Items from a data source:
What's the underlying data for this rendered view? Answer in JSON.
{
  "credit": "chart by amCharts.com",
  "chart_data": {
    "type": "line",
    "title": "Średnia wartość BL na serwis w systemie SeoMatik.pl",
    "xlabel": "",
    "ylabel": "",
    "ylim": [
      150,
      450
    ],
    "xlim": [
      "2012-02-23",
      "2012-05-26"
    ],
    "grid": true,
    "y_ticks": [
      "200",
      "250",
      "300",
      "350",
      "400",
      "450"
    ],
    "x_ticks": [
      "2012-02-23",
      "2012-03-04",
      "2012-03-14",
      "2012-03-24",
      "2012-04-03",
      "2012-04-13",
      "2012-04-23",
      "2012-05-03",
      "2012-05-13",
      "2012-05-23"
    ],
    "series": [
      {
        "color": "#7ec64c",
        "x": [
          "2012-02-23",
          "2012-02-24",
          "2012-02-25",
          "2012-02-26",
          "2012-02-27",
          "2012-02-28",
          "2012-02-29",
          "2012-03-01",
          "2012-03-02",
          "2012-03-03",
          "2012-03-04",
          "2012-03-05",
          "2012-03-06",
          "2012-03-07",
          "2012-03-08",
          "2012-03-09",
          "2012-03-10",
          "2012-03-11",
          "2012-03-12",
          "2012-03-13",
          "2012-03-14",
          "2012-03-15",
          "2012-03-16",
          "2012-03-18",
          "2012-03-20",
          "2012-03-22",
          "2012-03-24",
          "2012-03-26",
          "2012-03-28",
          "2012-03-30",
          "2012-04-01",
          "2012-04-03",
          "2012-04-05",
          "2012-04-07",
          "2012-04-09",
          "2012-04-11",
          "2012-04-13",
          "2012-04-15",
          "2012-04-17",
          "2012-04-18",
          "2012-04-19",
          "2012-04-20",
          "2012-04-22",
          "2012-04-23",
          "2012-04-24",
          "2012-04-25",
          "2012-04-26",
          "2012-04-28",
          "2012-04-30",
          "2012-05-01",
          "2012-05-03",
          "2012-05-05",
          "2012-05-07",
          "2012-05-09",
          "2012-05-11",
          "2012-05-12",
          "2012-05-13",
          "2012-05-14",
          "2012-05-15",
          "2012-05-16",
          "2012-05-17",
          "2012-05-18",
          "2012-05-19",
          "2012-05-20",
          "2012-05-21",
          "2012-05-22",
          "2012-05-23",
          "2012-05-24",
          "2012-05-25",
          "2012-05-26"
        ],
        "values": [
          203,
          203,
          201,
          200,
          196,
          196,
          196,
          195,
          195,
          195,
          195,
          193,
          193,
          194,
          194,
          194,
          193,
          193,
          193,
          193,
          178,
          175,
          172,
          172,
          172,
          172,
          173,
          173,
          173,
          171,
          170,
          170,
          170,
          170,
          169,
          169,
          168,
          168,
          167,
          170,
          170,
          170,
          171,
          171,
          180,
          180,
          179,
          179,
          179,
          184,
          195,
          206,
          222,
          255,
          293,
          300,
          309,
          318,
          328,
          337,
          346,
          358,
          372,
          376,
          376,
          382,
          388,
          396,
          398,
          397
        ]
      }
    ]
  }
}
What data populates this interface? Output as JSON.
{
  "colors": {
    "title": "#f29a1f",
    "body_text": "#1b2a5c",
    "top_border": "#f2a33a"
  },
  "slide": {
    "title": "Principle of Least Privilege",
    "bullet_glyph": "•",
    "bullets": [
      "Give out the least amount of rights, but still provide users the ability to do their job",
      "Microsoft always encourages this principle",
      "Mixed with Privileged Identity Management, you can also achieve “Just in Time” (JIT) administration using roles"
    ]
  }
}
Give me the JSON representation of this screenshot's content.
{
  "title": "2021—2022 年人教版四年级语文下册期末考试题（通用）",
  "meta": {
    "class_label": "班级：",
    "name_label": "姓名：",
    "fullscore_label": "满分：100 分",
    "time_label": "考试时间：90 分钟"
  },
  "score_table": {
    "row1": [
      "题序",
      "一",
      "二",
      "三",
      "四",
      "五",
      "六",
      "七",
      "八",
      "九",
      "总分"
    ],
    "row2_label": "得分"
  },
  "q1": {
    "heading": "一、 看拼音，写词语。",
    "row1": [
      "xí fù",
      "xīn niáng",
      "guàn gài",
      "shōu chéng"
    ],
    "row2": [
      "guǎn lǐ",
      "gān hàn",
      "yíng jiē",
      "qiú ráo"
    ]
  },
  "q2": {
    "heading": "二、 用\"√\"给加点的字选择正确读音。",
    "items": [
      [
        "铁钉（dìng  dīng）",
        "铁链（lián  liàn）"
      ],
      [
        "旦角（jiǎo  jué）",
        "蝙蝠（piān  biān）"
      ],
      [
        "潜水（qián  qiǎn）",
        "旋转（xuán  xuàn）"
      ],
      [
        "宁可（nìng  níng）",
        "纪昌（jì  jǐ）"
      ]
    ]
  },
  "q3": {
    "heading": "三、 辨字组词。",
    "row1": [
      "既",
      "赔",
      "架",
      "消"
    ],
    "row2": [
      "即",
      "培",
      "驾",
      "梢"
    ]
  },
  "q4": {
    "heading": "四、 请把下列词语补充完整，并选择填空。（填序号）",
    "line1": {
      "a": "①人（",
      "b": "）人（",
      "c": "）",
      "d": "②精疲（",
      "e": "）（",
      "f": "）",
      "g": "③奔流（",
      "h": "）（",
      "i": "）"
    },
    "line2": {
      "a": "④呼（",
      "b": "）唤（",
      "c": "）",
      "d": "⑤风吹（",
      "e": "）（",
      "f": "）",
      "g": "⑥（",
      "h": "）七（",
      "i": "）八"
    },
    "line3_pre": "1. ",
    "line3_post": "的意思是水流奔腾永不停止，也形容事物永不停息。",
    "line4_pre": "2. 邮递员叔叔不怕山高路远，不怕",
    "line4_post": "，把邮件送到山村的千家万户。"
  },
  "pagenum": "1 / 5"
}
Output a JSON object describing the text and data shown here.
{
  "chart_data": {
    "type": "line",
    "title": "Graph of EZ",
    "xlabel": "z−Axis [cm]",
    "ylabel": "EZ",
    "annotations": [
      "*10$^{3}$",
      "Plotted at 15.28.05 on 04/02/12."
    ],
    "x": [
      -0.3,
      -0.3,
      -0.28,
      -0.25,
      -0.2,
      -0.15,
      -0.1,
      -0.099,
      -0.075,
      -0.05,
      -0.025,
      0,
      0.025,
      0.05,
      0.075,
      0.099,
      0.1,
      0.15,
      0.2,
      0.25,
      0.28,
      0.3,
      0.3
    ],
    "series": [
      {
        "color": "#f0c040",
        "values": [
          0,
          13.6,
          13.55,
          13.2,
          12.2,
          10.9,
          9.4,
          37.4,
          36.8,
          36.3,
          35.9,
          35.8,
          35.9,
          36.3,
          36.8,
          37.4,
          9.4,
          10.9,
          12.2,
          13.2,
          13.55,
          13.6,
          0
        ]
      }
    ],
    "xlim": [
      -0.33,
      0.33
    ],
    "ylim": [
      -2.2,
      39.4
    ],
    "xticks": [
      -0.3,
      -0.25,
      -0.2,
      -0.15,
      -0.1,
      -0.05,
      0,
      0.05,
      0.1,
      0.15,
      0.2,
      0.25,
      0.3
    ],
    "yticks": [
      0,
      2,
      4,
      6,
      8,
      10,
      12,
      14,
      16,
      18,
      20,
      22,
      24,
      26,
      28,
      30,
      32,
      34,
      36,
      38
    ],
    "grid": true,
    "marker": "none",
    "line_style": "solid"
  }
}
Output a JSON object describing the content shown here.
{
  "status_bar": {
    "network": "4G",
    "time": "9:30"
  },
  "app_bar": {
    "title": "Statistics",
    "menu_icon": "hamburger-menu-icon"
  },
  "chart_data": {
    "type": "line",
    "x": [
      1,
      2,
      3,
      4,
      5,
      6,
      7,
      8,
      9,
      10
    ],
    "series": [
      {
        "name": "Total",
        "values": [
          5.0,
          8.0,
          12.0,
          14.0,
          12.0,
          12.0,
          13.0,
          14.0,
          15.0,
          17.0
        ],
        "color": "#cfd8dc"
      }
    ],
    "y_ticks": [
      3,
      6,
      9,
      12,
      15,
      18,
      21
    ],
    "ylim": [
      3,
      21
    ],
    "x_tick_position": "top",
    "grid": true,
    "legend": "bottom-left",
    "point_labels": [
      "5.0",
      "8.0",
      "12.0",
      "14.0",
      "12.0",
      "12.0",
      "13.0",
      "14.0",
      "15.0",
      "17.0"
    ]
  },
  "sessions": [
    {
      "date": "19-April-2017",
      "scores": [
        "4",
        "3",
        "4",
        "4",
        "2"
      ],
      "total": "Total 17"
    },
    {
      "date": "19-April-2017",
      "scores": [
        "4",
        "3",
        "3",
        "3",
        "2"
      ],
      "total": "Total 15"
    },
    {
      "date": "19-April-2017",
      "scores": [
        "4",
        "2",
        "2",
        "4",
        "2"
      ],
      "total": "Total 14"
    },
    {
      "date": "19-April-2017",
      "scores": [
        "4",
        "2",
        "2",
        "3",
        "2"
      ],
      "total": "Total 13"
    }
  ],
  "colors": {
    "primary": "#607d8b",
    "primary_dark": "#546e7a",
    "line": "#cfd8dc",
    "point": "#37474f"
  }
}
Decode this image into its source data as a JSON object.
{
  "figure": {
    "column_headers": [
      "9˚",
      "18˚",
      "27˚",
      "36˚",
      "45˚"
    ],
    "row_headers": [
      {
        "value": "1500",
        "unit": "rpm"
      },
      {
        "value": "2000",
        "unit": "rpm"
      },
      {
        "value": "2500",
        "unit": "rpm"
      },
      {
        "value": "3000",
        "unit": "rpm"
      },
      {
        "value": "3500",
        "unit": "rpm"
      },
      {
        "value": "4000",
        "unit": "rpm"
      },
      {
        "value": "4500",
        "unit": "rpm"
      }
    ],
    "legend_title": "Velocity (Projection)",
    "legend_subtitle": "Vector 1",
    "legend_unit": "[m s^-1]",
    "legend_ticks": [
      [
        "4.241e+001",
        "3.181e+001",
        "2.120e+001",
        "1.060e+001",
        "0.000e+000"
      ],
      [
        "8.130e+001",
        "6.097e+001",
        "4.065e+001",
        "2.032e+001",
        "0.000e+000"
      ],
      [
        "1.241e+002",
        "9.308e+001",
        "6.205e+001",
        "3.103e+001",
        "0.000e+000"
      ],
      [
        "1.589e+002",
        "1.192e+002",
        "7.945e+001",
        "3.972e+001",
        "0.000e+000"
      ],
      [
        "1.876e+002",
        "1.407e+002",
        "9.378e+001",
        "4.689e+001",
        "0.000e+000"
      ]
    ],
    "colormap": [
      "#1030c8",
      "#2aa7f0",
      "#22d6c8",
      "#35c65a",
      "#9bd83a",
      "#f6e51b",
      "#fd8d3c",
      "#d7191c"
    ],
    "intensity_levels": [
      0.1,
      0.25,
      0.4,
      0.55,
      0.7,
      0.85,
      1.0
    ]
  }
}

-- Stated task --
Starting from the line containing "Decode this image" and ending with the final line of the data, reproduce each line exactly as it appears, including no other lines.

-- Reply to the task --
Decode this image into its source data as a JSON object.
{
  "figure": {
    "column_headers": [
      "9˚",
      "18˚",
      "27˚",
      "36˚",
      "45˚"
    ],
    "row_headers": [
      {
        "value": "1500",
        "unit": "rpm"
      },
      {
        "value": "2000",
        "unit": "rpm"
      },
      {
        "value": "2500",
        "unit": "rpm"
      },
      {
        "value": "3000",
        "unit": "rpm"
      },
      {
        "value": "3500",
        "unit": "rpm"
      },
      {
        "value": "4000",
        "unit": "rpm"
      },
      {
        "value": "4500",
        "unit": "rpm"
      }
    ],
    "legend_title": "Velocity (Projection)",
    "legend_subtitle": "Vector 1",
    "legend_unit": "[m s^-1]",
    "legend_ticks": [
      [
        "4.241e+001",
        "3.181e+001",
        "2.120e+001",
        "1.060e+001",
        "0.000e+000"
      ],
      [
        "8.130e+001",
        "6.097e+001",
        "4.065e+001",
        "2.032e+001",
        "0.000e+000"
      ],
      [
        "1.241e+002",
        "9.308e+001",
        "6.205e+001",
        "3.103e+001",
        "0.000e+000"
      ],
      [
        "1.589e+002",
        "1.192e+002",
        "7.945e+001",
        "3.972e+001",
        "0.000e+000"
      ],
      [
        "1.876e+002",
        "1.407e+002",
        "9.378e+001",
        "4.689e+001",
        "0.000e+000"
      ]
    ],
    "colormap": [
      "#1030c8",
      "#2aa7f0",
      "#22d6c8",
      "#35c65a",
      "#9bd83a",
      "#f6e51b",
      "#fd8d3c",
      "#d7191c"
    ],
    "intensity_levels": [
      0.1,
      0.25,
      0.4,
      0.55,
      0.7,
      0.85,
      1.0
    ]
  }
}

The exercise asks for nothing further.